**MATERIAL SUPPLIED:**
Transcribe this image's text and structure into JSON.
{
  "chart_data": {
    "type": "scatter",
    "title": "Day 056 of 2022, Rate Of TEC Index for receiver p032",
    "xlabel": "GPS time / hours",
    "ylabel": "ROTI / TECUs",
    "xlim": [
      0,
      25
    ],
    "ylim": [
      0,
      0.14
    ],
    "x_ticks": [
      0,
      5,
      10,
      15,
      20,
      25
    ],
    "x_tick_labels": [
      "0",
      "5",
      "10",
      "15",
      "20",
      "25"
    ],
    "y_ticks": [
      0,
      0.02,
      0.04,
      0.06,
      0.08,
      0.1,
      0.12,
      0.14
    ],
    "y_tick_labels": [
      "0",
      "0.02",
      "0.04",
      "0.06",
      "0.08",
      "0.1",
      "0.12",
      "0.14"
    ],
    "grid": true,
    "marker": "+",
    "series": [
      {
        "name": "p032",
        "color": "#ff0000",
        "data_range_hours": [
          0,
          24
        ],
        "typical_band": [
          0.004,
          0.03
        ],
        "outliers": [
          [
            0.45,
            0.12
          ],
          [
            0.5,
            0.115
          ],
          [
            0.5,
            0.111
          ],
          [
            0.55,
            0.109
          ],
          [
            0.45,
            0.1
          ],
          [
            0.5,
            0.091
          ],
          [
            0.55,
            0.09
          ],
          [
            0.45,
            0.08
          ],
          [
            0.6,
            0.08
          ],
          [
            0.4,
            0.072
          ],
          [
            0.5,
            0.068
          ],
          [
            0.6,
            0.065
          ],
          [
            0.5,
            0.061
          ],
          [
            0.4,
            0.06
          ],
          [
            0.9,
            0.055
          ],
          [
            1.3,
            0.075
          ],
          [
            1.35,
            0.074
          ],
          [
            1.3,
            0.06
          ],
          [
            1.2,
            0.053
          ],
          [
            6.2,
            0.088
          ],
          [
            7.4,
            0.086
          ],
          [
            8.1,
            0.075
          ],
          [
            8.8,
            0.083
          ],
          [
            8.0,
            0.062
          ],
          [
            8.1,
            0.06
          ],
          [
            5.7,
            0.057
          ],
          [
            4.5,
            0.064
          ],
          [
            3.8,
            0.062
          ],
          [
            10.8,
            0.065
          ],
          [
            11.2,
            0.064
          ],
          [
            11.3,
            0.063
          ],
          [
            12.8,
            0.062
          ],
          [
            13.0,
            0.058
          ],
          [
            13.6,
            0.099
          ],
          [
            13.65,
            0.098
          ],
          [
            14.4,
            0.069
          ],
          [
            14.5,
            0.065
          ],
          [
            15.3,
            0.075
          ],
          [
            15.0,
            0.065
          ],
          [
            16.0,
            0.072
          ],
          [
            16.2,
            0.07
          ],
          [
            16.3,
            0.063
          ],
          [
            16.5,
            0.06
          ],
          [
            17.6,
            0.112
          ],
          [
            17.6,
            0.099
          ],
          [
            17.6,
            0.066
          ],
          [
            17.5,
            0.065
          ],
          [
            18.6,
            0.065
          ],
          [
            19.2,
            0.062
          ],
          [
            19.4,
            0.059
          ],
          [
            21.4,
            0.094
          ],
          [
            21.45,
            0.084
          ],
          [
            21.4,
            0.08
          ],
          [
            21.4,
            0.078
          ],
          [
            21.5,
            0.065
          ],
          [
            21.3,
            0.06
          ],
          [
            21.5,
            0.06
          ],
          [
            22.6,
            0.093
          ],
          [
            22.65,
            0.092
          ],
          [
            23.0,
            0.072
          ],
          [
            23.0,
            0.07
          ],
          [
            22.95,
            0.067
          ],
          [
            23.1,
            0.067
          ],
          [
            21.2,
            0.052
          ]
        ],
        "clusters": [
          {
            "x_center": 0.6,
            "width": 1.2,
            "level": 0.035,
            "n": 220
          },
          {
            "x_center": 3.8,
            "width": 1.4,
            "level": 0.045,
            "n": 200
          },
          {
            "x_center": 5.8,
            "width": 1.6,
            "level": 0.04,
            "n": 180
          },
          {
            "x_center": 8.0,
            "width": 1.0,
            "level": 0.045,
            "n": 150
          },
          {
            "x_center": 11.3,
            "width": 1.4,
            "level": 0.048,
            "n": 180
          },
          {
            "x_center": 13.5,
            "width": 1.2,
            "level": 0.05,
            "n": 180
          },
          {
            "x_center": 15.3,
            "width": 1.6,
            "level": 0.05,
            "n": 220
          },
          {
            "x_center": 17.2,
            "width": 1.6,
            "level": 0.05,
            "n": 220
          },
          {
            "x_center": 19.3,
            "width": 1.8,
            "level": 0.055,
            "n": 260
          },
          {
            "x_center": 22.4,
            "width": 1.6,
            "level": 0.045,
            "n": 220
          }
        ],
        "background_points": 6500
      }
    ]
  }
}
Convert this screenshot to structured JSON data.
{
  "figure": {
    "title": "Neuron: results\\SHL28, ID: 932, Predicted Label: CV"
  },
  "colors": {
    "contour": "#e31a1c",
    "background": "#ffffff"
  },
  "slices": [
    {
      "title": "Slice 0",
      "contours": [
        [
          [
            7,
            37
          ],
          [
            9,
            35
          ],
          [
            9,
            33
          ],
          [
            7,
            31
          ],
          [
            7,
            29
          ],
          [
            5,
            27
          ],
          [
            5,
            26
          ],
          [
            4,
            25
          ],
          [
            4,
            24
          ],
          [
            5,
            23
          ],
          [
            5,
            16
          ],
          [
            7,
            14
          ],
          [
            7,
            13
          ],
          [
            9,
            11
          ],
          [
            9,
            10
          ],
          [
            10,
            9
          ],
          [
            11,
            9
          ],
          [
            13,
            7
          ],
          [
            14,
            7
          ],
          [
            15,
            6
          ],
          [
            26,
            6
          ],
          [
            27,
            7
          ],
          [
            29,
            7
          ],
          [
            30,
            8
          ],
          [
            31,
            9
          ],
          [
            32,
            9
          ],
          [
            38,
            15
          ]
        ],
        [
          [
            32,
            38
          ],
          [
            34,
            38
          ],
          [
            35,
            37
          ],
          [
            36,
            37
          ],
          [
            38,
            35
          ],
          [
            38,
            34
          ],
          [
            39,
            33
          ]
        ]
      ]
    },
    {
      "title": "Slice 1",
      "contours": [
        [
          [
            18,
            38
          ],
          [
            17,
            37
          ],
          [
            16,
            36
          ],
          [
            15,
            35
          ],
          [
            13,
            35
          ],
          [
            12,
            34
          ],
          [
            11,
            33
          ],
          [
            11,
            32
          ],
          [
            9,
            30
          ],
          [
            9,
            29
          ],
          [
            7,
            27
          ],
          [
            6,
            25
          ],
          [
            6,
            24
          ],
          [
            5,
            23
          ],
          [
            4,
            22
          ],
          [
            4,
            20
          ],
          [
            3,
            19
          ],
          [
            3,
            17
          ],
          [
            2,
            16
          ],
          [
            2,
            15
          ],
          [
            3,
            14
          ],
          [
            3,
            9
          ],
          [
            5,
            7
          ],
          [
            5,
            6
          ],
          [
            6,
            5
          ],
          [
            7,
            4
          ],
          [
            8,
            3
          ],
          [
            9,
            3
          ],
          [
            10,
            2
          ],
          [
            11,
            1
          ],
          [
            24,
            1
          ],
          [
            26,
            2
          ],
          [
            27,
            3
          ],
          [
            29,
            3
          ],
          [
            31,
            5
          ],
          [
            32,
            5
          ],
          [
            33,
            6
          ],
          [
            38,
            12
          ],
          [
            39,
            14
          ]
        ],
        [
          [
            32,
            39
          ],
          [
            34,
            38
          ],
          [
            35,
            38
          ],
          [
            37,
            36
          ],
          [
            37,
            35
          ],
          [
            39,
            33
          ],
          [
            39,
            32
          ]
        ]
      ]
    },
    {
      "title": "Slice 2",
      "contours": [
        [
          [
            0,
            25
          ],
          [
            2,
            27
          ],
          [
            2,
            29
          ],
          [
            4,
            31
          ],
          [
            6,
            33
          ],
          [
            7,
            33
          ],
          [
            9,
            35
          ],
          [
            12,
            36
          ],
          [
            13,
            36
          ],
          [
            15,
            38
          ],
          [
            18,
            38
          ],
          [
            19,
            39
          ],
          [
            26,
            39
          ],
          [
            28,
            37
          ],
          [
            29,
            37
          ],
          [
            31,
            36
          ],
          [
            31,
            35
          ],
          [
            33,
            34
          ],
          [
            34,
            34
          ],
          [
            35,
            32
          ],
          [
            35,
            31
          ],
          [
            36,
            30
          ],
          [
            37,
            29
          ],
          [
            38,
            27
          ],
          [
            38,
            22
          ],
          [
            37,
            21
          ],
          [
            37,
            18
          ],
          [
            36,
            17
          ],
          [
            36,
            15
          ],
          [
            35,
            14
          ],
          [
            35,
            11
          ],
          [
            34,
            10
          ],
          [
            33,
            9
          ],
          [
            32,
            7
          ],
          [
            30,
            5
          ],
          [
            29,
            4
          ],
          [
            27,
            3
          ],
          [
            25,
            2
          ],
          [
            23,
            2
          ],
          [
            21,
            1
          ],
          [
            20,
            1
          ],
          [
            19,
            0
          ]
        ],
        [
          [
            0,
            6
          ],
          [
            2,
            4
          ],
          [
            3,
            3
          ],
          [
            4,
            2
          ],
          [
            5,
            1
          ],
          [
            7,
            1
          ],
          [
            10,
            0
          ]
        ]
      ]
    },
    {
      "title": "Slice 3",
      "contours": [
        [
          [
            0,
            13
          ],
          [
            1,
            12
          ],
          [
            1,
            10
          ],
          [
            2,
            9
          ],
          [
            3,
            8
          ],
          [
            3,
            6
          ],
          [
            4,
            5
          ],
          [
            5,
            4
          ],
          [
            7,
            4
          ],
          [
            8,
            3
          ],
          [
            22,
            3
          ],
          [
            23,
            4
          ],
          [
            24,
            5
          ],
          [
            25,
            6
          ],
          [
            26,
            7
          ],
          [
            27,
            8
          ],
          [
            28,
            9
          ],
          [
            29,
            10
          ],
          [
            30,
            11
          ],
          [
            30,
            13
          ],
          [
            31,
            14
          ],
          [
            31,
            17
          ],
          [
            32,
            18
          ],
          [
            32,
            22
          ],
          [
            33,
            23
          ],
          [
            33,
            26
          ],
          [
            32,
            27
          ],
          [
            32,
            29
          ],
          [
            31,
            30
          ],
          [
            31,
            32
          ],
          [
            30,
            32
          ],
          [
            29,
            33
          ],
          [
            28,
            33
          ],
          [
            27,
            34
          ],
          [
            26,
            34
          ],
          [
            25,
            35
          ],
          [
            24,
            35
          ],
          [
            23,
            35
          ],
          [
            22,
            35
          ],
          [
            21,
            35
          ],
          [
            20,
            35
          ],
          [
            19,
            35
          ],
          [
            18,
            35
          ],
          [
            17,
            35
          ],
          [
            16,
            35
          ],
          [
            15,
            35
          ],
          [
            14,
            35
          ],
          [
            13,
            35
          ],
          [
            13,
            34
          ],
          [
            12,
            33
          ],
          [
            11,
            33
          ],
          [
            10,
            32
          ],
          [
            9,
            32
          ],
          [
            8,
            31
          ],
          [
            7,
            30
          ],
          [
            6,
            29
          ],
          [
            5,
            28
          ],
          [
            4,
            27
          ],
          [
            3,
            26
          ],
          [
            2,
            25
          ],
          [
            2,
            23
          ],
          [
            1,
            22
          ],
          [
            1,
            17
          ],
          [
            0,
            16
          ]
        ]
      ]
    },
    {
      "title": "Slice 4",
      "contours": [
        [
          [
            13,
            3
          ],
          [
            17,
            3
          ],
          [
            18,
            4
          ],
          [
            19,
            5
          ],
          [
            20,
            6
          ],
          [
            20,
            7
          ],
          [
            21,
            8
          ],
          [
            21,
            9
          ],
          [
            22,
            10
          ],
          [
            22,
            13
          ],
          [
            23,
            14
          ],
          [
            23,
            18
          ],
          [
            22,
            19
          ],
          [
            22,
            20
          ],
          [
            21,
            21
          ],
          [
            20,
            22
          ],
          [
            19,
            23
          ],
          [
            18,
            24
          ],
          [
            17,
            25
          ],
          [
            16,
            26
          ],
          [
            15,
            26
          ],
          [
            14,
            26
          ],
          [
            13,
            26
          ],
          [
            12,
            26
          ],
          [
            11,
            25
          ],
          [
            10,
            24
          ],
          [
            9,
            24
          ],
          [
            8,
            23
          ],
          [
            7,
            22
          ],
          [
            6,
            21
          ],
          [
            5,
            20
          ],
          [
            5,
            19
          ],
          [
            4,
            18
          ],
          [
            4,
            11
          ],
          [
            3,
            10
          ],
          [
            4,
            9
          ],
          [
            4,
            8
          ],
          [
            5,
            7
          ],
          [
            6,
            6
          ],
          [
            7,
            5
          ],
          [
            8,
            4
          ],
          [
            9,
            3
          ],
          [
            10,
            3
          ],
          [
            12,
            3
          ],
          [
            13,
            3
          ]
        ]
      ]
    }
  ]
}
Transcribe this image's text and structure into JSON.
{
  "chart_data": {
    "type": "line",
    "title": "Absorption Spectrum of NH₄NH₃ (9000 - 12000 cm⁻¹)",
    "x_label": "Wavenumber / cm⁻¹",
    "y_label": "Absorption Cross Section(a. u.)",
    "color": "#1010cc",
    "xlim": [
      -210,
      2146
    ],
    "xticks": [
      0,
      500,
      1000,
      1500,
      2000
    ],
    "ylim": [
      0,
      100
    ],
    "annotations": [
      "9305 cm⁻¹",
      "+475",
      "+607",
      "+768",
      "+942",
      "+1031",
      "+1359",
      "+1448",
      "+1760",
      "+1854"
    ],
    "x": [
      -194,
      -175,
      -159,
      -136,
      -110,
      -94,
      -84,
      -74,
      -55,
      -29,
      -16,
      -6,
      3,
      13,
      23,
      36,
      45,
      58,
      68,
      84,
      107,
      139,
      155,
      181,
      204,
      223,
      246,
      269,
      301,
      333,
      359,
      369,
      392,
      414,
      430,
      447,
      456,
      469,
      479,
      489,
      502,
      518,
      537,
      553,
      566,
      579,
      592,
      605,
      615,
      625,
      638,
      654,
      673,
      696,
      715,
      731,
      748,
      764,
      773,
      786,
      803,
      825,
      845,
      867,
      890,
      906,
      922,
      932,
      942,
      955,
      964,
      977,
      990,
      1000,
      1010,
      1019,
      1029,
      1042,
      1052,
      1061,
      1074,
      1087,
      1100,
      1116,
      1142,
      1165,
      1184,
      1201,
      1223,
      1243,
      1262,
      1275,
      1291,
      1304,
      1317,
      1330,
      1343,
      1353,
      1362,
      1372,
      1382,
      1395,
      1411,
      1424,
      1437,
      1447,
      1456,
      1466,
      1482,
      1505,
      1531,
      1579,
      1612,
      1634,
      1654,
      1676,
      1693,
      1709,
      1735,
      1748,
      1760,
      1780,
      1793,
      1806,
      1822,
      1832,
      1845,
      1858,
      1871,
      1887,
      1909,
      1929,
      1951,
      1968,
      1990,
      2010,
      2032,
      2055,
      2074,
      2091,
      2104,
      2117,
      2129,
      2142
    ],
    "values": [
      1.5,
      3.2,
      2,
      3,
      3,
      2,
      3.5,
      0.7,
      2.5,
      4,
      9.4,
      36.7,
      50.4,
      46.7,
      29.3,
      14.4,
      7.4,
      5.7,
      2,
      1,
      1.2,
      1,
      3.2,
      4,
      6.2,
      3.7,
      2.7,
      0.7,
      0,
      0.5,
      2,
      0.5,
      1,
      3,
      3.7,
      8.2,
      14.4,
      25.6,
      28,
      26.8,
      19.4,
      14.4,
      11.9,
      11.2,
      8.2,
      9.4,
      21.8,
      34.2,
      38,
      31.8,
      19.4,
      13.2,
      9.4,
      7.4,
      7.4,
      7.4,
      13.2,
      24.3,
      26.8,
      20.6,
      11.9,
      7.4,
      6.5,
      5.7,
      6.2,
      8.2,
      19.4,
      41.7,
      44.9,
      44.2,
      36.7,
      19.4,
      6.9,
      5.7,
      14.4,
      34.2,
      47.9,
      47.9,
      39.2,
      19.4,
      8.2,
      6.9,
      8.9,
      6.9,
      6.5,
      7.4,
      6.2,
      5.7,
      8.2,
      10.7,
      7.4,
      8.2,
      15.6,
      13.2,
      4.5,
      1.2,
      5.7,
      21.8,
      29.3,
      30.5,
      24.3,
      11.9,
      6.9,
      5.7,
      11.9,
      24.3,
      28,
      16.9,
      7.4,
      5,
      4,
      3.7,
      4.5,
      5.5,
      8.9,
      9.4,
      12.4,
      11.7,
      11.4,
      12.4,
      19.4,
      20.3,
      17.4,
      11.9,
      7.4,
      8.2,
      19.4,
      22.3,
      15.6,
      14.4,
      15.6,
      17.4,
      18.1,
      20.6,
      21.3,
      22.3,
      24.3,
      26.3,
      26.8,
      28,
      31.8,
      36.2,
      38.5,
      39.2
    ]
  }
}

**THE PROBLEM:**
Wherever the word "Absorption" occurs in a line of the listing, copy that line.

**ANSWER TO THE EXERCISE:**
    "title": "Absorption Spectrum of NH₄NH₃ (9000 - 12000 cm⁻¹)",
    "y_label": "Absorption Cross Section(a. u.)",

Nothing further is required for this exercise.